Aim → Pull out every line containing the string "Analysis".

Stored records →
□ □ □ □ □ □ □

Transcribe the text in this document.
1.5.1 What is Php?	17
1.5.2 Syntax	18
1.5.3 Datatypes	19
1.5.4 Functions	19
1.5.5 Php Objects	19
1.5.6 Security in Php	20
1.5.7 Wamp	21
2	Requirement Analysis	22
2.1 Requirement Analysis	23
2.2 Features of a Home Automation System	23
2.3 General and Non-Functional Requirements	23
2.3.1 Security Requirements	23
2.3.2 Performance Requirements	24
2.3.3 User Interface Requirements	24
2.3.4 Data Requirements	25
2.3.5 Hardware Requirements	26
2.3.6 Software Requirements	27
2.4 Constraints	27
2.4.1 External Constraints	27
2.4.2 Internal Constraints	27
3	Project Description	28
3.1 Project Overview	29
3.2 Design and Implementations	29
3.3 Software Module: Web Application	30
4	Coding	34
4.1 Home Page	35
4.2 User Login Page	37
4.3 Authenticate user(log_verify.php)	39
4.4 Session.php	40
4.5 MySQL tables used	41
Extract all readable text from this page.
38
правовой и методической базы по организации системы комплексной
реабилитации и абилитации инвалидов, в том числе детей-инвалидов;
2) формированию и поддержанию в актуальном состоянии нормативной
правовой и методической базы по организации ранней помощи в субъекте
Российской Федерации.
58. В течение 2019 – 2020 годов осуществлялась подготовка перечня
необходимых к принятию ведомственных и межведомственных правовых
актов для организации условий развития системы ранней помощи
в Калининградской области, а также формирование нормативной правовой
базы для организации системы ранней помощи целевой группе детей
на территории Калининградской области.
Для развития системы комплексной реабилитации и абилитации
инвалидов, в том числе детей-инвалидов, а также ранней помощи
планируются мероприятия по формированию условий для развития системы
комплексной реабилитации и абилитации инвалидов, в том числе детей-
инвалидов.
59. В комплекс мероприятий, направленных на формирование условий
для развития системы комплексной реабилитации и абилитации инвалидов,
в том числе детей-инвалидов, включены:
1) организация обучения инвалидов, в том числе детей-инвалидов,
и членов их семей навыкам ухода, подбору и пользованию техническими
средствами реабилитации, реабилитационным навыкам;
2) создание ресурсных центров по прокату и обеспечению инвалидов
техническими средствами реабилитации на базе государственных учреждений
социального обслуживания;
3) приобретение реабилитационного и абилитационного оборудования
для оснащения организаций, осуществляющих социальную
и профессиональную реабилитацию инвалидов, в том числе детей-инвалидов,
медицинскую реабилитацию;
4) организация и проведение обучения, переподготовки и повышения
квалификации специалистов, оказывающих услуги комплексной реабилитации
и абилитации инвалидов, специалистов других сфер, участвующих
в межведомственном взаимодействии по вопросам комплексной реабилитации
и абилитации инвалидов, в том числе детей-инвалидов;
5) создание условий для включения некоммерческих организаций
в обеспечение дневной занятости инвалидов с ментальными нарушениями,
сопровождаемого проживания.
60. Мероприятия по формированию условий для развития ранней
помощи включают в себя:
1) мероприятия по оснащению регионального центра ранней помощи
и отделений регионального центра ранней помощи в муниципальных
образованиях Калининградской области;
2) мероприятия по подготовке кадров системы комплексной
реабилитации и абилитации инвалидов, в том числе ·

□ □ □ □ □ □ □

Correct answer →
2	Requirement Analysis	22
2.1 Requirement Analysis	23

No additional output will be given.